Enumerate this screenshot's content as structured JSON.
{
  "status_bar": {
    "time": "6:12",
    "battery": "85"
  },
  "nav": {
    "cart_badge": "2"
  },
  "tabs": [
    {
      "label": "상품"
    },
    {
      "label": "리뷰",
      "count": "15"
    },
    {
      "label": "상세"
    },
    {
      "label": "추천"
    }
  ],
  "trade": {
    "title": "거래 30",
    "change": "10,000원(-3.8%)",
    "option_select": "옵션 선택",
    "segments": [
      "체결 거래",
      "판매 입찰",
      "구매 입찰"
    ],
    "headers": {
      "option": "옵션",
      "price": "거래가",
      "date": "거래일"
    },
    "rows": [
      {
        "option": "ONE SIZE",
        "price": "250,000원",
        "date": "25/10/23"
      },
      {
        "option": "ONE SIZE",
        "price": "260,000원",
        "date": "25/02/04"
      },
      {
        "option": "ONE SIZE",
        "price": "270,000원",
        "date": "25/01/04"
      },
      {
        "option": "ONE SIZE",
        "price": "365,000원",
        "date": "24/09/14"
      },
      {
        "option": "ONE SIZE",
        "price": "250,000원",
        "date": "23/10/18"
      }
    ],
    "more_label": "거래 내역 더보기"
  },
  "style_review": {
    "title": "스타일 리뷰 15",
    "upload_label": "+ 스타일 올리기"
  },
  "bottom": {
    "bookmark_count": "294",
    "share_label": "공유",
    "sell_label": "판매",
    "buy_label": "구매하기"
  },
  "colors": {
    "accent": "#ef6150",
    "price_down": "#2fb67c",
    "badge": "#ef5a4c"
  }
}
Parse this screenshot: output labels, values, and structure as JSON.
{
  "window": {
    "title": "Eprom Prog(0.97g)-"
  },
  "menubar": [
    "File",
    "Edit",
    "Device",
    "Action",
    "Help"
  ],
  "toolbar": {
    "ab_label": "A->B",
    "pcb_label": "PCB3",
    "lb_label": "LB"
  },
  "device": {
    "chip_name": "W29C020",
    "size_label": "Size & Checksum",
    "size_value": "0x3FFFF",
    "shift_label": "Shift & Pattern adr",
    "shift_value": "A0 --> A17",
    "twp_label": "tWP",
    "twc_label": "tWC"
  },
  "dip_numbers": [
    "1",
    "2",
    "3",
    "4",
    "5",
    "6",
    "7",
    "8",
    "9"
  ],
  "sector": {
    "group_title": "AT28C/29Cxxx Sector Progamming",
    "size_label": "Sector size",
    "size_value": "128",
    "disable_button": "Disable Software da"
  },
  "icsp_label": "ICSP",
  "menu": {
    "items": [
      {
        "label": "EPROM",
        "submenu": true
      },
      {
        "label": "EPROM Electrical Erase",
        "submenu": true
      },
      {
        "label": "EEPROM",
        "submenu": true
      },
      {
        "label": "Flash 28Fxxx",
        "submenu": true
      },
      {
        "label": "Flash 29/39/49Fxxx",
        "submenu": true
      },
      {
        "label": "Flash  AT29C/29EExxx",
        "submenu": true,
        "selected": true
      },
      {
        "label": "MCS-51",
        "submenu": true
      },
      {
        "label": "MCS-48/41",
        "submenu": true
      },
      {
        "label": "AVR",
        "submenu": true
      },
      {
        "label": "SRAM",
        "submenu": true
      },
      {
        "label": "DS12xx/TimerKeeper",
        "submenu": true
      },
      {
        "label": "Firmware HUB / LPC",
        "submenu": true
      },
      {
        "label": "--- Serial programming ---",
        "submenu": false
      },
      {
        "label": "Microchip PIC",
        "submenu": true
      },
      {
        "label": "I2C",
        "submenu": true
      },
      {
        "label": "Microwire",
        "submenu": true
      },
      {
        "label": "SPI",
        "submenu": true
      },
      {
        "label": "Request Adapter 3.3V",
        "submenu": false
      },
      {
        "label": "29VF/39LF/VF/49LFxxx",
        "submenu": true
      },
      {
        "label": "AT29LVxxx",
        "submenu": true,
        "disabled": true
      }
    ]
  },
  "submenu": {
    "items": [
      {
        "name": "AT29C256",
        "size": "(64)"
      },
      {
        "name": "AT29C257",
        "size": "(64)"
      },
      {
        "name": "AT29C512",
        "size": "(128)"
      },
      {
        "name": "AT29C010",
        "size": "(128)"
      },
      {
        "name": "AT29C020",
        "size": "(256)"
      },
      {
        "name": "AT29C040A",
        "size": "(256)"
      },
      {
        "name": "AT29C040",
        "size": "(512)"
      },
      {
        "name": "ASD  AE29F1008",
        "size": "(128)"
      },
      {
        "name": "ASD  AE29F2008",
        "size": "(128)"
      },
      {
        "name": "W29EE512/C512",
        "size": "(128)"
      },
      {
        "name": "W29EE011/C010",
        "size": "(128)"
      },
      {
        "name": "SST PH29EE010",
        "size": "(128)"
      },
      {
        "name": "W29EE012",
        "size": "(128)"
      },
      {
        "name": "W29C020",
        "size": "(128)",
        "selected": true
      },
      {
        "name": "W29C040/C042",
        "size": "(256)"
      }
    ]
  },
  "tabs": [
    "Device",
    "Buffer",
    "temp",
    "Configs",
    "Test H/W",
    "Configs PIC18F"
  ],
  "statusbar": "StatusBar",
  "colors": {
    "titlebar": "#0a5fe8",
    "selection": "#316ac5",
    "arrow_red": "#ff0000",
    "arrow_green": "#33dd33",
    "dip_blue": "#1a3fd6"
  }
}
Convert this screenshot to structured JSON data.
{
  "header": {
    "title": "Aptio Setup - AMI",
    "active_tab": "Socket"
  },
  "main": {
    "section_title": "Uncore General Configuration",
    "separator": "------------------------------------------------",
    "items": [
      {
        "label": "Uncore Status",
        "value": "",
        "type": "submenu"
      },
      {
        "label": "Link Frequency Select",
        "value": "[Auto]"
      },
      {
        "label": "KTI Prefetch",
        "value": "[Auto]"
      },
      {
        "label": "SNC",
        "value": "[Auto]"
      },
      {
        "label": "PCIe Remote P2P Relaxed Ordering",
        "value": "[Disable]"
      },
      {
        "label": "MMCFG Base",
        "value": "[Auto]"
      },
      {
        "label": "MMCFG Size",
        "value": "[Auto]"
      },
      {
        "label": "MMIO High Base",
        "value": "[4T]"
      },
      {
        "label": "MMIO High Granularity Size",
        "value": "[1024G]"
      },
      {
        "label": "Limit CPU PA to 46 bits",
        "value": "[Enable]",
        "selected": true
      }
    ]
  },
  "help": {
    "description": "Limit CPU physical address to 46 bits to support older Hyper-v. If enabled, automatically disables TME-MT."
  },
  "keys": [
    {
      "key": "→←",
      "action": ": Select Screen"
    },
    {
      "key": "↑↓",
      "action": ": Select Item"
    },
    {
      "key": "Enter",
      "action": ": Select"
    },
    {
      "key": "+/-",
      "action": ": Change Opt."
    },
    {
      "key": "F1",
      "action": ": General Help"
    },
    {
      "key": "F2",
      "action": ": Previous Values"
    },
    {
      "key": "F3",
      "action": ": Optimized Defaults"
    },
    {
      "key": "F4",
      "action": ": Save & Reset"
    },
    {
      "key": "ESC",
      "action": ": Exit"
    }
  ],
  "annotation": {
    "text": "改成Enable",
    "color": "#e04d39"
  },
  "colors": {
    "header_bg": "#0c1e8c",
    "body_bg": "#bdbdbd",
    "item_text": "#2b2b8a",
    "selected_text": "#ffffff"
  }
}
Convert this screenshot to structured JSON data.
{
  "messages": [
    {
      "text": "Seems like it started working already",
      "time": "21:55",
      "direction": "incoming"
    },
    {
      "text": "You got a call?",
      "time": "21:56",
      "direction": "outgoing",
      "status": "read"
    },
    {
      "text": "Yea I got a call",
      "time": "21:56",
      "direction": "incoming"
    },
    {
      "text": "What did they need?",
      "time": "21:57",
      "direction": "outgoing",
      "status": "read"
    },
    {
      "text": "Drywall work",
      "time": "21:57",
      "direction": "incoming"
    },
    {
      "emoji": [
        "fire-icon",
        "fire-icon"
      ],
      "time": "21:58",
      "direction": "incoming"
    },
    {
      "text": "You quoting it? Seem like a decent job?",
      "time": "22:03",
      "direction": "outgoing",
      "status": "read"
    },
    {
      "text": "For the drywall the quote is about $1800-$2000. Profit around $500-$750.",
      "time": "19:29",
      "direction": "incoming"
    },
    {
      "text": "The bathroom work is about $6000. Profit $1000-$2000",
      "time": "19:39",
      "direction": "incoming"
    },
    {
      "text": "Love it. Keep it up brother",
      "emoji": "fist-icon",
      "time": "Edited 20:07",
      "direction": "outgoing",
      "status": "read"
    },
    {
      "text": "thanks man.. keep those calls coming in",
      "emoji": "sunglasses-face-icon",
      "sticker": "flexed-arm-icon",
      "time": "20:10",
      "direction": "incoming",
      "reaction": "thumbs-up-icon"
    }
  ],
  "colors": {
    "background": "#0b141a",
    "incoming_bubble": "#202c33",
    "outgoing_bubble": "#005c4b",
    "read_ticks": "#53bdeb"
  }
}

———

Request:
Find the word "like" in the data and copy out each line where it turns up.

Worked solution:
      "text": "Seems like it started working already",
      "text": "You quoting it? Seem like a decent job?",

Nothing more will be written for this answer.